▶ Exercise inputs
━━━━━━━━━━━━━━━━━━━━━━━━━━━━━━

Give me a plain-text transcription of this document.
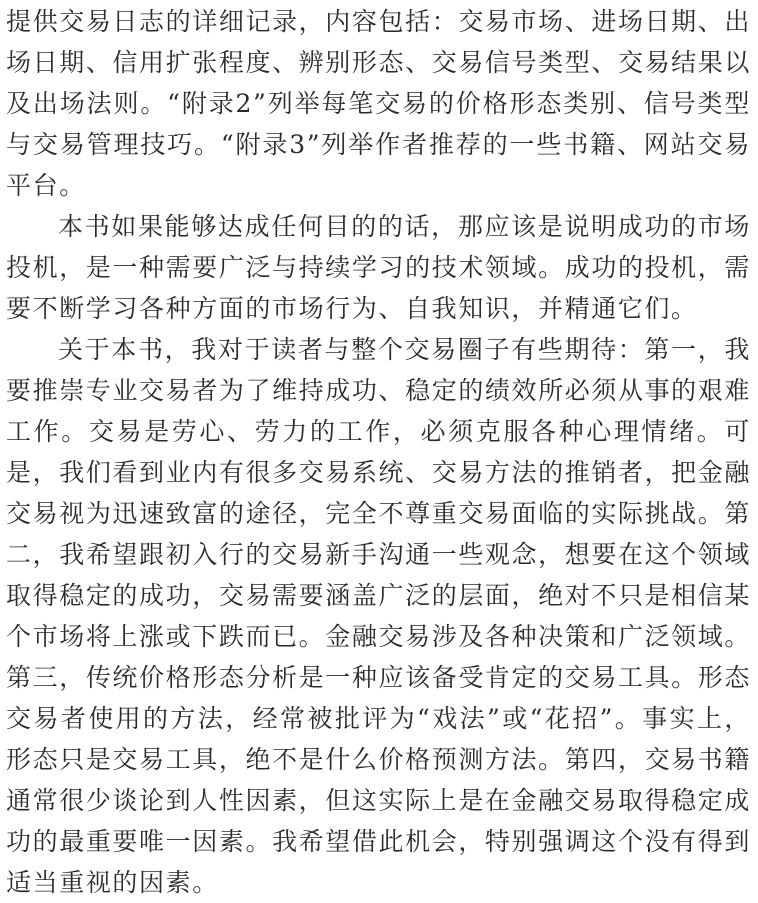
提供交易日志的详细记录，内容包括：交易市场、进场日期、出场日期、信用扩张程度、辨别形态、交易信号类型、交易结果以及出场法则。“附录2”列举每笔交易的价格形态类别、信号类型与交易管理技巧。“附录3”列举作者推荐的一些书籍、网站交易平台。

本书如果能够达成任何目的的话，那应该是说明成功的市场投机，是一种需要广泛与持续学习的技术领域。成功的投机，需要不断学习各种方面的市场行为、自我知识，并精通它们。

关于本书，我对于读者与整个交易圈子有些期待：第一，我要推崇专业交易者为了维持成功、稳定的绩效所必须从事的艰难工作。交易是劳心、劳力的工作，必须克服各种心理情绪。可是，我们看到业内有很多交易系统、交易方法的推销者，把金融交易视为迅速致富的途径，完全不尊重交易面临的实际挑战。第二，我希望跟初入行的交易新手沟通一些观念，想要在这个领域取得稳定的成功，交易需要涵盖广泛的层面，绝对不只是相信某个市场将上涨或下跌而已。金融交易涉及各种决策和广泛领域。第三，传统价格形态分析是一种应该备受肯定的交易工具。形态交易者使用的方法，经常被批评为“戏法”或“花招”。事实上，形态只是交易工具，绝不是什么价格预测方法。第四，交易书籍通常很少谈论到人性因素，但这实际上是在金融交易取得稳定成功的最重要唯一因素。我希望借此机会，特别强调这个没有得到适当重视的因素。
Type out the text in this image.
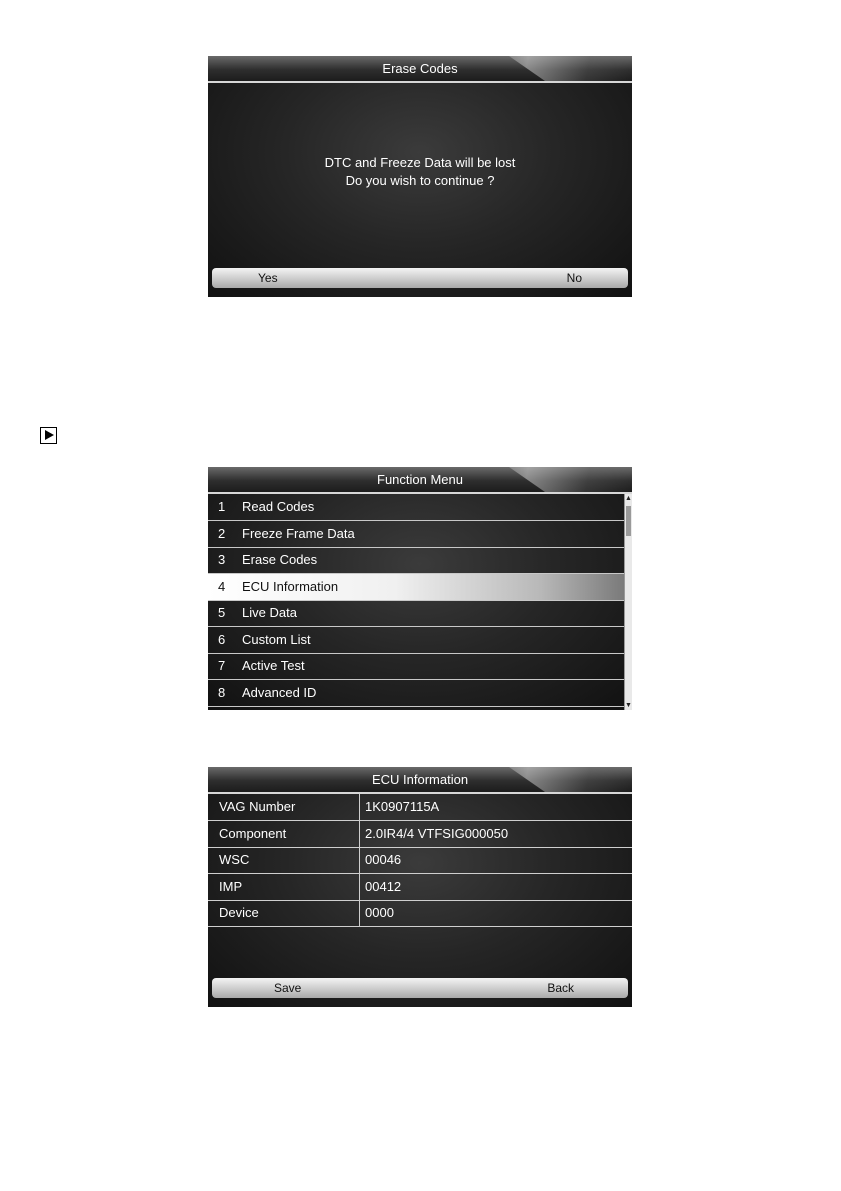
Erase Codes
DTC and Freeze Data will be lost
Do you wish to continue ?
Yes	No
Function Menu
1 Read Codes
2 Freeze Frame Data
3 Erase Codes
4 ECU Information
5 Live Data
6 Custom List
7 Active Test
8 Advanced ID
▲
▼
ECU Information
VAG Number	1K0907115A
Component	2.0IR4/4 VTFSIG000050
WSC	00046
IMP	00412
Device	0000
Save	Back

━━━━━━━━━━━━━━━━━━━━━━━━━━━━━━

▶ Do this
Which lines hold the word "Codes"? Copy every one of them.

▶ Task response
Erase Codes
1 Read Codes
3 Erase Codes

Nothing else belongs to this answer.